*JOB*. Extract precisely the lines that run from the line containing "Enumerate this screenshot's" to the end of the records below, with both ends included and pictures omitted.
▽
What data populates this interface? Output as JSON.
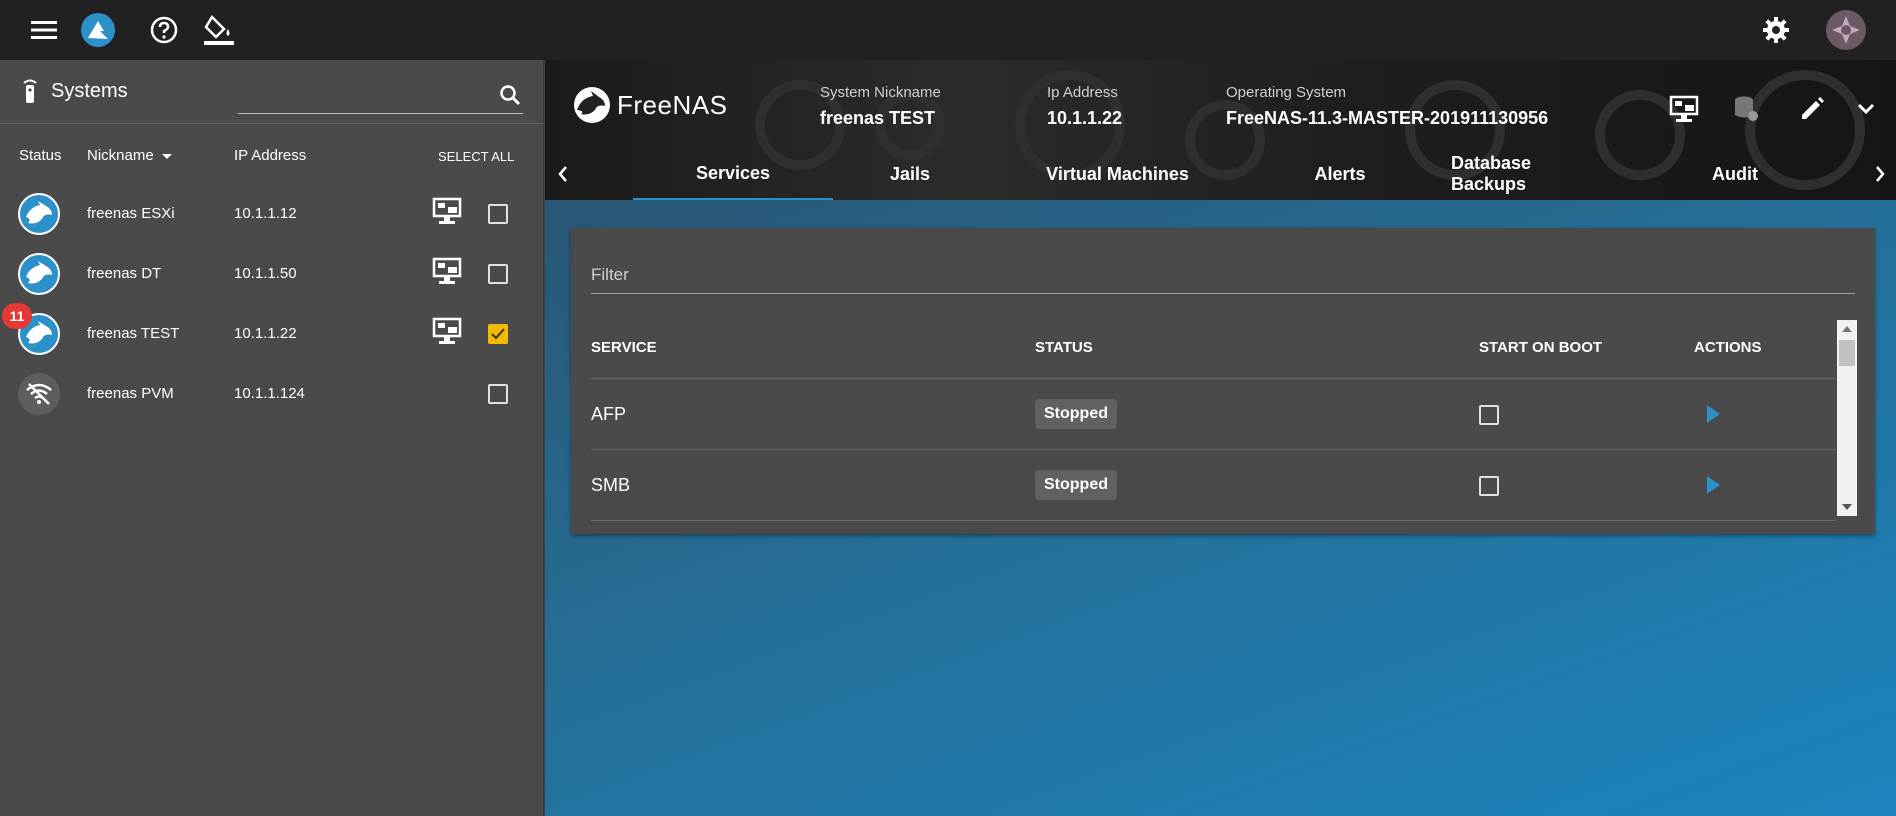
{
  "topbar": {
    "icons": [
      "menu-icon",
      "truecommand-logo-icon",
      "help-icon",
      "theme-paint-icon",
      "settings-icon",
      "user-avatar"
    ]
  },
  "sidebar": {
    "title": "Systems",
    "search": {
      "value": "",
      "placeholder": ""
    },
    "columns": {
      "status": "Status",
      "nickname": "Nickname",
      "ip": "IP Address",
      "select_all": "SELECT ALL"
    },
    "systems": [
      {
        "nickname": "freenas ESXi",
        "ip": "10.1.1.12",
        "status": "online",
        "badge": "",
        "checked": false
      },
      {
        "nickname": "freenas DT",
        "ip": "10.1.1.50",
        "status": "online",
        "badge": "",
        "checked": false
      },
      {
        "nickname": "freenas TEST",
        "ip": "10.1.1.22",
        "status": "online",
        "badge": "11",
        "checked": true
      },
      {
        "nickname": "freenas PVM",
        "ip": "10.1.1.124",
        "status": "offline",
        "badge": "",
        "checked": false
      }
    ]
  },
  "system_header": {
    "logo_text": "FreeNAS",
    "nickname_label": "System Nickname",
    "nickname": "freenas TEST",
    "ip_label": "Ip Address",
    "ip": "10.1.1.22",
    "os_label": "Operating System",
    "os": "FreeNAS-11.3-MASTER-201911130956"
  },
  "tabs": [
    "Services",
    "Jails",
    "Virtual Machines",
    "Alerts",
    "Database Backups",
    "Audit"
  ],
  "active_tab": "Services",
  "services": {
    "filter_placeholder": "Filter",
    "columns": {
      "service": "SERVICE",
      "status": "STATUS",
      "start_on_boot": "START ON BOOT",
      "actions": "ACTIONS"
    },
    "rows": [
      {
        "name": "AFP",
        "status": "Stopped",
        "start_on_boot": false
      },
      {
        "name": "SMB",
        "status": "Stopped",
        "start_on_boot": false
      }
    ]
  },
  "colors": {
    "accent": "#2c90c9",
    "checked": "#f5b800",
    "badge": "#e53935",
    "topbar": "#212121",
    "sidebar": "#4a4a4a"
  }
}
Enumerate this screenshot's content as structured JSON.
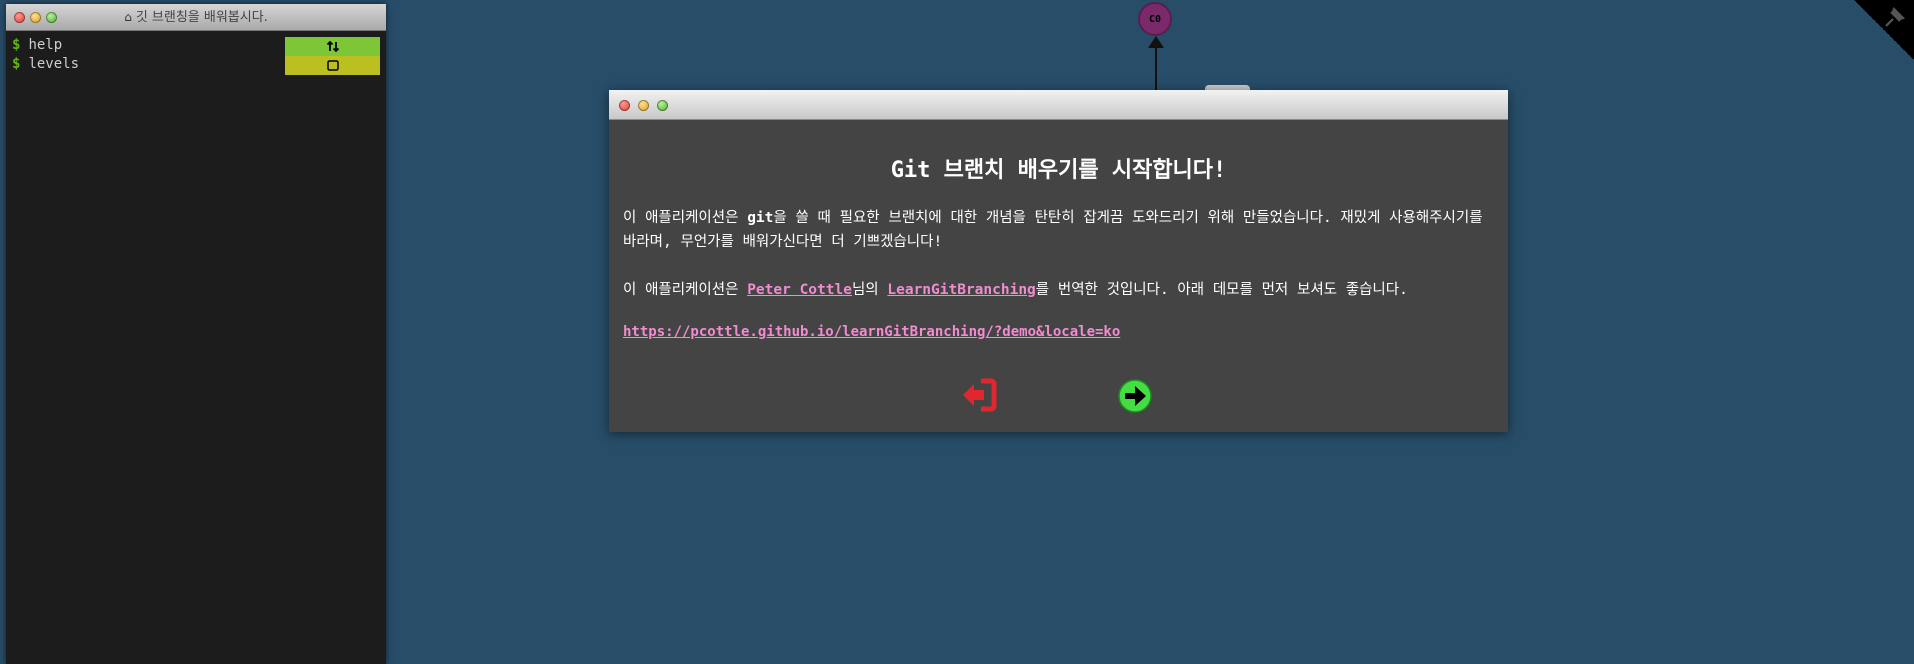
{
  "terminal": {
    "title": "깃 브랜칭을 배워봅시다.",
    "lines": [
      {
        "prompt": "$",
        "command": "help"
      },
      {
        "prompt": "$",
        "command": "levels"
      }
    ]
  },
  "graph": {
    "commit_label": "C0",
    "commit_color": "#7a2a6a"
  },
  "modal": {
    "title": "Git 브랜치 배우기를 시작합니다!",
    "p1_before": "이 애플리케이션은 ",
    "p1_bold": "git",
    "p1_after": "을 쓸 때 필요한 브랜치에 대한 개념을 탄탄히 잡게끔 도와드리기 위해 만들었습니다. 재밌게 사용해주시기를 바라며, 무언가를 배워가신다면 더 기쁘겠습니다!",
    "p2_before": "이 애플리케이션은 ",
    "p2_link1": "Peter Cottle",
    "p2_middle": "님의 ",
    "p2_link2": "LearnGitBranching",
    "p2_after": "를 번역한 것입니다. 아래 데모를 먼저 보셔도 좋습니다.",
    "demo_url": "https://pcottle.github.io/learnGitBranching/?demo&locale=ko",
    "quit_icon": "sign-out-icon",
    "next_icon": "arrow-right-circle-icon"
  },
  "colors": {
    "background": "#274d69",
    "terminal_bg": "#1c1c1c",
    "prompt": "#5fb51a",
    "link": "#f08cd0",
    "quit": "#e0262f",
    "next": "#44dd44",
    "green_btn": "#7cc637",
    "yellow_btn": "#bcbf20"
  }
}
△
*EXERCISE SOLUTION*.
Enumerate this screenshot's content as structured JSON.
{
  "terminal": {
    "title": "깃 브랜칭을 배워봅시다.",
    "lines": [
      {
        "prompt": "$",
        "command": "help"
      },
      {
        "prompt": "$",
        "command": "levels"
      }
    ]
  },
  "graph": {
    "commit_label": "C0",
    "commit_color": "#7a2a6a"
  },
  "modal": {
    "title": "Git 브랜치 배우기를 시작합니다!",
    "p1_before": "이 애플리케이션은 ",
    "p1_bold": "git",
    "p1_after": "을 쓸 때 필요한 브랜치에 대한 개념을 탄탄히 잡게끔 도와드리기 위해 만들었습니다. 재밌게 사용해주시기를 바라며, 무언가를 배워가신다면 더 기쁘겠습니다!",
    "p2_before": "이 애플리케이션은 ",
    "p2_link1": "Peter Cottle",
    "p2_middle": "님의 ",
    "p2_link2": "LearnGitBranching",
    "p2_after": "를 번역한 것입니다. 아래 데모를 먼저 보셔도 좋습니다.",
    "demo_url": "https://pcottle.github.io/learnGitBranching/?demo&locale=ko",
    "quit_icon": "sign-out-icon",
    "next_icon": "arrow-right-circle-icon"
  },
  "colors": {
    "background": "#274d69",
    "terminal_bg": "#1c1c1c",
    "prompt": "#5fb51a",
    "link": "#f08cd0",
    "quit": "#e0262f",
    "next": "#44dd44",
    "green_btn": "#7cc637",
    "yellow_btn": "#bcbf20"
  }
}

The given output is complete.